→ WHAT YOU ARE ASKED TO DO: Omit the pictures, then reproduce every remaining record exactly.

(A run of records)
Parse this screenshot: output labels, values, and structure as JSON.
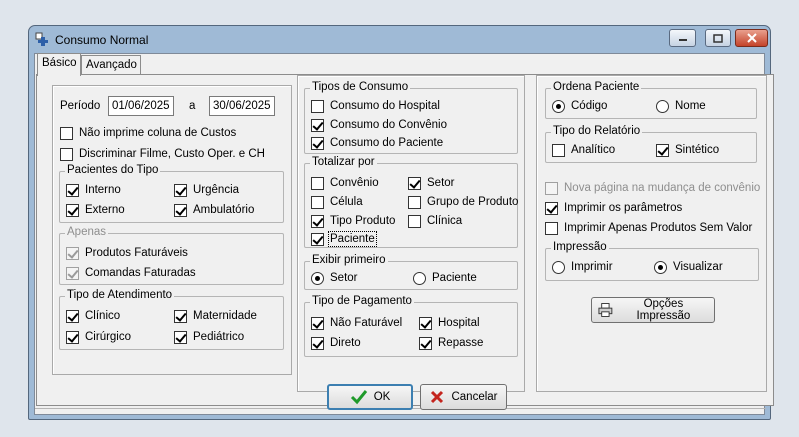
{
  "window": {
    "title": "Consumo Normal"
  },
  "tabs": [
    {
      "label": "Básico",
      "active": true
    },
    {
      "label": "Avançado",
      "active": false
    }
  ],
  "periodo": {
    "label": "Período",
    "start": "01/06/2025",
    "between": "a",
    "end": "30/06/2025"
  },
  "options_top": [
    {
      "label": "Não imprime coluna de Custos",
      "checked": false
    },
    {
      "label": "Discriminar Filme, Custo Oper. e CH",
      "checked": false
    }
  ],
  "pacientes_tipo": {
    "title": "Pacientes do Tipo",
    "items": [
      {
        "label": "Interno",
        "checked": true
      },
      {
        "label": "Urgência",
        "checked": true
      },
      {
        "label": "Externo",
        "checked": true
      },
      {
        "label": "Ambulatório",
        "checked": true
      }
    ]
  },
  "apenas": {
    "title": "Apenas",
    "items": [
      {
        "label": "Produtos Faturáveis",
        "checked": true,
        "disabled": true
      },
      {
        "label": "Comandas Faturadas",
        "checked": true,
        "disabled": true
      }
    ]
  },
  "tipo_atendimento": {
    "title": "Tipo de Atendimento",
    "items": [
      {
        "label": "Clínico",
        "checked": true
      },
      {
        "label": "Maternidade",
        "checked": true
      },
      {
        "label": "Cirúrgico",
        "checked": true
      },
      {
        "label": "Pediátrico",
        "checked": true
      }
    ]
  },
  "tipos_consumo": {
    "title": "Tipos de Consumo",
    "items": [
      {
        "label": "Consumo do Hospital",
        "checked": false
      },
      {
        "label": "Consumo do Convênio",
        "checked": true
      },
      {
        "label": "Consumo do Paciente",
        "checked": true
      }
    ]
  },
  "totalizar": {
    "title": "Totalizar por",
    "items": [
      {
        "label": "Convênio",
        "checked": false
      },
      {
        "label": "Setor",
        "checked": true
      },
      {
        "label": "Célula",
        "checked": false
      },
      {
        "label": "Grupo de Produto",
        "checked": false
      },
      {
        "label": "Tipo Produto",
        "checked": true
      },
      {
        "label": "Clínica",
        "checked": false
      },
      {
        "label": "Paciente",
        "checked": true
      }
    ]
  },
  "exibir_primeiro": {
    "title": "Exibir primeiro",
    "options": [
      {
        "label": "Setor",
        "selected": true
      },
      {
        "label": "Paciente",
        "selected": false
      }
    ]
  },
  "tipo_pagamento": {
    "title": "Tipo de Pagamento",
    "items": [
      {
        "label": "Não Faturável",
        "checked": true
      },
      {
        "label": "Hospital",
        "checked": true
      },
      {
        "label": "Direto",
        "checked": true
      },
      {
        "label": "Repasse",
        "checked": true
      }
    ]
  },
  "ordena_paciente": {
    "title": "Ordena Paciente",
    "options": [
      {
        "label": "Código",
        "selected": true
      },
      {
        "label": "Nome",
        "selected": false
      }
    ]
  },
  "tipo_relatorio": {
    "title": "Tipo do Relatório",
    "items": [
      {
        "label": "Analítico",
        "checked": false
      },
      {
        "label": "Sintético",
        "checked": true
      }
    ]
  },
  "options_right": [
    {
      "label": "Nova página na mudança de convênio",
      "checked": false,
      "disabled": true
    },
    {
      "label": "Imprimir os parâmetros",
      "checked": true
    },
    {
      "label": "Imprimir Apenas Produtos Sem Valor",
      "checked": false
    }
  ],
  "impressao": {
    "title": "Impressão",
    "options": [
      {
        "label": "Imprimir",
        "selected": false
      },
      {
        "label": "Visualizar",
        "selected": true
      }
    ]
  },
  "buttons": {
    "opcoes": "Opções Impressão",
    "ok": "OK",
    "cancel": "Cancelar"
  },
  "colors": {
    "title_bar": "#9fbad6",
    "face": "#f0f0f0",
    "ok_icon": "#1f9a2a",
    "cancel_icon": "#c4251e"
  }
}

→ WORKED SOLUTION:
Parse this screenshot: output labels, values, and structure as JSON.
{
  "window": {
    "title": "Consumo Normal"
  },
  "tabs": [
    {
      "label": "Básico",
      "active": true
    },
    {
      "label": "Avançado",
      "active": false
    }
  ],
  "periodo": {
    "label": "Período",
    "start": "01/06/2025",
    "between": "a",
    "end": "30/06/2025"
  },
  "options_top": [
    {
      "label": "Não imprime coluna de Custos",
      "checked": false
    },
    {
      "label": "Discriminar Filme, Custo Oper. e CH",
      "checked": false
    }
  ],
  "pacientes_tipo": {
    "title": "Pacientes do Tipo",
    "items": [
      {
        "label": "Interno",
        "checked": true
      },
      {
        "label": "Urgência",
        "checked": true
      },
      {
        "label": "Externo",
        "checked": true
      },
      {
        "label": "Ambulatório",
        "checked": true
      }
    ]
  },
  "apenas": {
    "title": "Apenas",
    "items": [
      {
        "label": "Produtos Faturáveis",
        "checked": true,
        "disabled": true
      },
      {
        "label": "Comandas Faturadas",
        "checked": true,
        "disabled": true
      }
    ]
  },
  "tipo_atendimento": {
    "title": "Tipo de Atendimento",
    "items": [
      {
        "label": "Clínico",
        "checked": true
      },
      {
        "label": "Maternidade",
        "checked": true
      },
      {
        "label": "Cirúrgico",
        "checked": true
      },
      {
        "label": "Pediátrico",
        "checked": true
      }
    ]
  },
  "tipos_consumo": {
    "title": "Tipos de Consumo",
    "items": [
      {
        "label": "Consumo do Hospital",
        "checked": false
      },
      {
        "label": "Consumo do Convênio",
        "checked": true
      },
      {
        "label": "Consumo do Paciente",
        "checked": true
      }
    ]
  },
  "totalizar": {
    "title": "Totalizar por",
    "items": [
      {
        "label": "Convênio",
        "checked": false
      },
      {
        "label": "Setor",
        "checked": true
      },
      {
        "label": "Célula",
        "checked": false
      },
      {
        "label": "Grupo de Produto",
        "checked": false
      },
      {
        "label": "Tipo Produto",
        "checked": true
      },
      {
        "label": "Clínica",
        "checked": false
      },
      {
        "label": "Paciente",
        "checked": true
      }
    ]
  },
  "exibir_primeiro": {
    "title": "Exibir primeiro",
    "options": [
      {
        "label": "Setor",
        "selected": true
      },
      {
        "label": "Paciente",
        "selected": false
      }
    ]
  },
  "tipo_pagamento": {
    "title": "Tipo de Pagamento",
    "items": [
      {
        "label": "Não Faturável",
        "checked": true
      },
      {
        "label": "Hospital",
        "checked": true
      },
      {
        "label": "Direto",
        "checked": true
      },
      {
        "label": "Repasse",
        "checked": true
      }
    ]
  },
  "ordena_paciente": {
    "title": "Ordena Paciente",
    "options": [
      {
        "label": "Código",
        "selected": true
      },
      {
        "label": "Nome",
        "selected": false
      }
    ]
  },
  "tipo_relatorio": {
    "title": "Tipo do Relatório",
    "items": [
      {
        "label": "Analítico",
        "checked": false
      },
      {
        "label": "Sintético",
        "checked": true
      }
    ]
  },
  "options_right": [
    {
      "label": "Nova página na mudança de convênio",
      "checked": false,
      "disabled": true
    },
    {
      "label": "Imprimir os parâmetros",
      "checked": true
    },
    {
      "label": "Imprimir Apenas Produtos Sem Valor",
      "checked": false
    }
  ],
  "impressao": {
    "title": "Impressão",
    "options": [
      {
        "label": "Imprimir",
        "selected": false
      },
      {
        "label": "Visualizar",
        "selected": true
      }
    ]
  },
  "buttons": {
    "opcoes": "Opções Impressão",
    "ok": "OK",
    "cancel": "Cancelar"
  },
  "colors": {
    "title_bar": "#9fbad6",
    "face": "#f0f0f0",
    "ok_icon": "#1f9a2a",
    "cancel_icon": "#c4251e"
  }
}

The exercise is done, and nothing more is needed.